##### Available records
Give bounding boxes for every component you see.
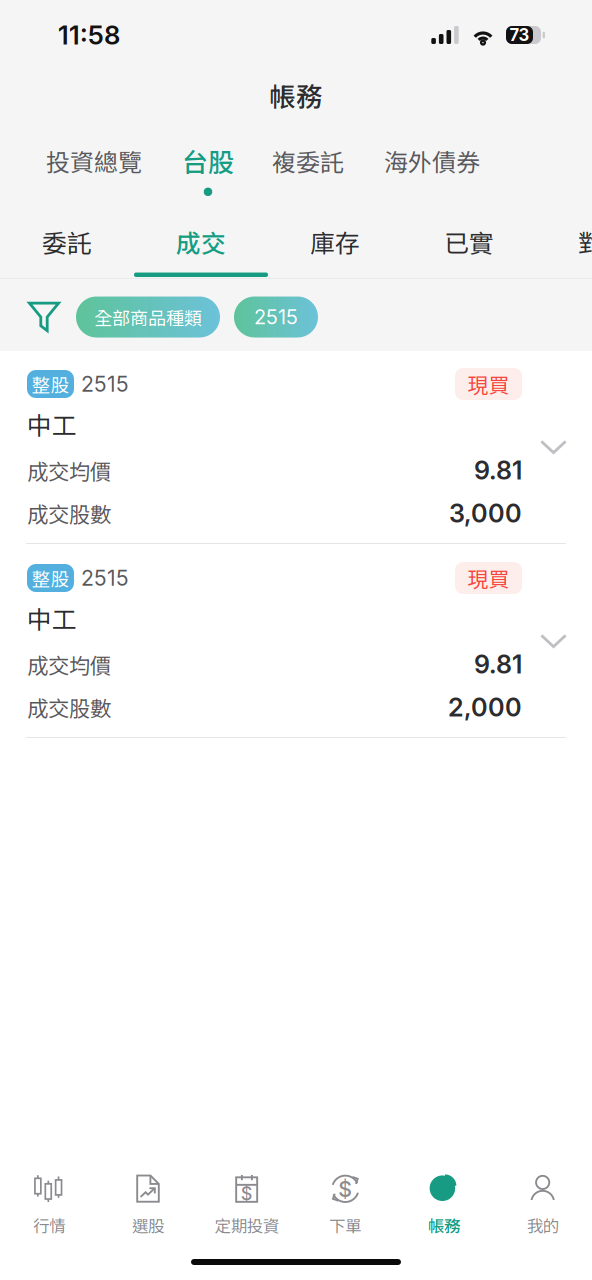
button[interactable]: 行情 [0,1175,99,1237]
button[interactable]: Filter [28,302,60,332]
staticText: $ [241,1183,253,1205]
staticText: 選股 [132,1213,164,1237]
button[interactable]: 選股 [99,1175,197,1237]
staticText: 已實 [444,224,494,260]
staticText: 2515 [254,305,298,329]
staticText: 行情 [33,1213,65,1237]
staticText: 庫存 [310,224,360,260]
button[interactable]: 2515 [234,296,318,338]
staticText: 11:58 [58,19,120,51]
staticText: 成交均價 [27,455,111,486]
staticText: 複委託 [272,143,344,178]
staticText: 投資總覽 [46,143,142,178]
staticText: $ [338,1176,352,1202]
staticText: 成交股數 [27,692,111,723]
staticText: 成交股數 [27,498,111,529]
staticText: 2,000 [448,692,522,723]
button[interactable]: 我的 [493,1175,592,1237]
staticText: 73 [510,25,530,45]
button[interactable]: 海外債券 [384,143,480,195]
button[interactable]: 整股 [0,351,592,543]
staticText: 定期投資 [215,1213,279,1237]
staticText: 成交 [176,224,226,260]
staticText: 3,000 [449,498,522,529]
staticText: 中工 [27,600,77,636]
button[interactable]: 投資總覽 [46,143,142,195]
staticText: 帳務 [269,76,323,114]
staticText: 中工 [27,406,77,442]
staticText: 整股 [32,564,70,592]
button[interactable]: 已實 [402,203,536,279]
staticText: 台股 [182,142,234,180]
button[interactable]: 複委託 [272,143,344,195]
staticText: 委託 [42,224,92,260]
button[interactable]: 對帳 [536,203,592,279]
staticText: 整股 [32,370,70,398]
staticText: 成交均價 [27,649,111,680]
button[interactable]: 委託 [0,203,134,279]
staticText: 2515 [81,565,129,591]
staticText: 帳務 [428,1213,460,1237]
staticText: 9.81 [474,455,522,486]
button[interactable]: $ [197,1175,296,1237]
staticText: 下單 [329,1213,361,1237]
button[interactable]: 台股 [182,142,234,196]
staticText: 現買 [468,563,510,593]
button[interactable]: 整股 [0,545,592,737]
button[interactable]: 全部商品種類 [76,296,220,338]
button[interactable]: 庫存 [268,203,402,279]
button[interactable]: 帳務 [395,1175,493,1237]
button[interactable]: $ [296,1175,395,1237]
staticText: 全部商品種類 [94,304,202,330]
staticText: 現買 [468,369,510,399]
staticText: 海外債券 [384,143,480,178]
staticText: 9.81 [474,649,522,680]
staticText: 對帳 [578,224,592,260]
staticText: 2515 [81,371,129,397]
staticText: 我的 [527,1213,559,1237]
button[interactable]: 成交 [134,203,268,279]
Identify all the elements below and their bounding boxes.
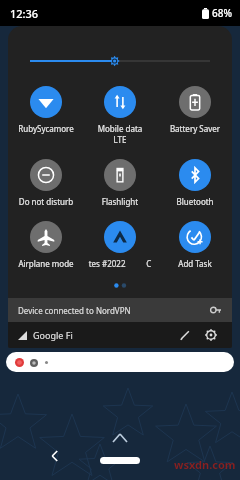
staticText: Do not disturb — [9, 196, 83, 207]
button[interactable]: Back — [44, 445, 66, 467]
staticText: Airplane mode — [9, 258, 83, 269]
button[interactable]: Battery Saver — [158, 84, 232, 136]
button[interactable]: Bluetooth — [158, 157, 232, 209]
staticText: tes #2022 C — [83, 258, 157, 269]
button[interactable]: tes #2022 C — [83, 219, 157, 271]
button[interactable] — [6, 352, 234, 372]
staticText: wsxdn.com — [174, 457, 236, 472]
button[interactable]: Device connected to NordVPN — [8, 298, 232, 322]
staticText: Battery Saver — [158, 123, 232, 134]
button[interactable]: Settings — [200, 324, 222, 346]
button[interactable]: Mobile data — [83, 84, 157, 147]
button[interactable]: Airplane mode — [9, 219, 83, 271]
staticText: Add Task — [158, 258, 232, 269]
staticText: 12:36 — [10, 6, 39, 21]
staticText: Flashlight — [83, 196, 157, 207]
button[interactable] — [8, 52, 232, 70]
staticText: Bluetooth — [158, 196, 232, 207]
other: VPN key — [210, 304, 222, 316]
staticText: Mobile data — [83, 123, 157, 134]
staticText: RubySycamore — [9, 123, 83, 134]
button[interactable]: Add Task — [158, 219, 232, 271]
other: Expand — [113, 434, 127, 442]
staticText: Google Fi — [33, 329, 73, 341]
button[interactable]: Edit — [174, 324, 196, 346]
staticText: Device connected to NordVPN — [18, 305, 131, 316]
button[interactable]: Home — [100, 457, 140, 464]
button[interactable]: Flashlight — [83, 157, 157, 209]
button[interactable]: Do not disturb — [9, 157, 83, 209]
staticText: 68% — [212, 6, 232, 20]
staticText: LTE — [83, 134, 157, 145]
button[interactable]: RubySycamore — [9, 84, 83, 136]
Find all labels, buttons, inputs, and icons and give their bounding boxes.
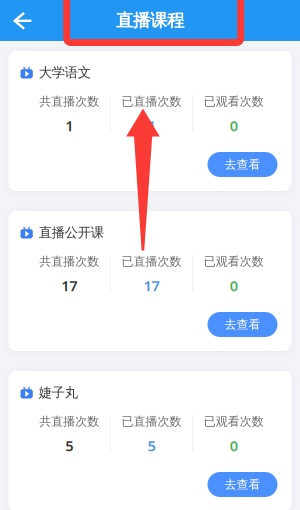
##########
**Your instructions**
Rewrite every line of the listing above as a Markdown table with the columns Row and Line, numbering the rows in order. Skip blank lines and leave out the pictures.

**Result**
| Row | Line |
|---|---|
| 1 | Give bounding boxes for every component you see. |
| 2 | button[interactable]: 行情 [0,1175,99,1237] |
| 3 | button[interactable]: Filter [28,302,60,332] |
| 4 | staticText: $ [241,1183,253,1205] |
| 5 | staticText: 選股 [132,1213,164,1237] |
| 6 | button[interactable]: 選股 [99,1175,197,1237] |
| 7 | staticText: 已實 [444,224,494,260] |
| 8 | staticText: 2515 [254,305,298,329] |
| 9 | staticText: 行情 [33,1213,65,1237] |
| 10 | staticText: 庫存 [310,224,360,260] |
| 11 | button[interactable]: 2515 [234,296,318,338] |
| 12 | staticText: 11:58 [58,19,120,51] |
| 13 | staticText: 成交均價 [27,455,111,486] |
| 14 | staticText: 複委託 [272,143,344,178] |
| 15 | staticText: 投資總覽 [46,143,142,178] |
| 16 | staticText: $ [338,1176,352,1202] |
| 17 | staticText: 成交股數 [27,692,111,723] |
| 18 | staticText: 成交股數 [27,498,111,529] |
| 19 | staticText: 2,000 [448,692,522,723] |
| 20 | button[interactable]: 我的 [493,1175,592,1237] |
| 21 | staticText: 73 [510,25,530,45] |
| 22 | button[interactable]: 海外債券 [384,143,480,195] |
| 23 | button[interactable]: 整股 [0,351,592,543] |
| 24 | staticText: 定期投資 [215,1213,279,1237] |
| 25 | staticText: 成交 [176,224,226,260] |
| 26 | staticText: 3,000 [449,498,522,529] |
| 27 | staticText: 中工 [27,600,77,636] |
| 28 | button[interactable]: 投資總覽 [46,143,142,195] |
| 29 | staticText: 帳務 [269,76,323,114] |
| 30 | staticText: 中工 [27,406,77,442] |
| 31 | staticText: 整股 [32,564,70,592] |
| 32 | button[interactable]: 已實 [402,203,536,279] |
| 33 | staticText: 台股 [182,142,234,180] |
| 34 | button[interactable]: 複委託 [272,143,344,195] |
| 35 | staticText: 委託 [42,224,92,260] |
| 36 | button[interactable]: 對帳 [536,203,592,279] |
| 37 | staticText: 整股 [32,370,70,398] |
| 38 | staticText: 成交均價 [27,649,111,680] |
| 39 | button[interactable]: 委託 [0,203,134,279] |
| 40 | staticText: 2515 [81,565,129,591] |
| 41 | staticText: 帳務 [428,1213,460,1237] |
| 42 | staticText: 9.81 [474,455,522,486] |
| 43 | button[interactable]: $ [197,1175,296,1237] |
| 44 | staticText: 下單 [329,1213,361,1237] |
| 45 | button[interactable]: 台股 [182,142,234,196] |
| 46 | staticText: 現買 [468,563,510,593] |
| 47 | button[interactable]: 整股 [0,545,592,737] |
| 48 | button[interactable]: 全部商品種類 [76,296,220,338] |
| 49 | button[interactable]: 庫存 [268,203,402,279] |
| 50 | button[interactable]: 帳務 [395,1175,493,1237] |
| 51 | button[interactable]: $ [296,1175,395,1237] |
| 52 | staticText: 全部商品種類 [94,304,202,330] |
| 53 | staticText: 現買 [468,369,510,399] |
| 54 | staticText: 海外債券 [384,143,480,178] |
| 55 | staticText: 9.81 [474,649,522,680] |
| 56 | staticText: 對帳 [578,224,592,260] |
| 57 | staticText: 2515 [81,371,129,397] |
| 58 | staticText: 我的 [527,1213,559,1237] |
| 59 | button[interactable]: 成交 [134,203,268,279] |
| 60 | Identify all the elements below and their bounding boxes. |
| 61 | staticText: Do not disturb — [9, 196, 83, 207] |
| 62 | button[interactable]: Back — [44, 445, 66, 467] |
| 63 | staticText: Airplane mode — [9, 258, 83, 269] |
| 64 | button[interactable]: Battery Saver — [158, 84, 232, 136] |
| 65 | button[interactable]: Bluetooth — [158, 157, 232, 209] |
| 66 | staticText: tes #2022 C — [83, 258, 157, 269] |
| 67 | button[interactable]: tes #2022 C — [83, 219, 157, 271] |
| 68 | button[interactable] — [6, 352, 234, 372] |
| 69 | staticText: wsxdn.com — [174, 457, 236, 472] |
| 70 | button[interactable]: Device connected to NordVPN — [8, 298, 232, 322] |
| 71 | staticText: Battery Saver — [158, 123, 232, 134] |
| 72 | button[interactable]: Settings — [200, 324, 222, 346] |
| 73 | button[interactable]: Mobile data — [83, 84, 157, 147] |
| 74 | button[interactable]: Airplane mode — [9, 219, 83, 271] |
| 75 | staticText: Add Task — [158, 258, 232, 269] |
| 76 | staticText: 12:36 — [10, 6, 39, 21] |
| 77 | staticText: Flashlight — [83, 196, 157, 207] |
| 78 | button[interactable] — [8, 52, 232, 70] |
| 79 | staticText: Bluetooth — [158, 196, 232, 207] |
| 80 | other: VPN key — [210, 304, 222, 316] |
| 81 | staticText: Mobile data — [83, 123, 157, 134] |
| 82 | staticText: RubySycamore — [9, 123, 83, 134] |
| 83 | button[interactable]: Add Task — [158, 219, 232, 271] |
| 84 | other: Expand — [113, 434, 127, 442] |
| 85 | staticText: Google Fi — [33, 329, 73, 341] |
| 86 | button[interactable]: Edit — [174, 324, 196, 346] |
| 87 | staticText: Device connected to NordVPN — [18, 305, 131, 316] |
| 88 | button[interactable]: Home — [100, 457, 140, 464] |
| 89 | button[interactable]: Flashlight — [83, 157, 157, 209] |
| 90 | button[interactable]: Do not disturb — [9, 157, 83, 209] |
| 91 | staticText: 68% — [212, 6, 232, 20] |
| 92 | staticText: LTE — [83, 134, 157, 145] |
| 93 | button[interactable]: RubySycamore — [9, 84, 83, 136] |
| 94 | Find all labels, buttons, inputs, and icons and give their bounding boxes. |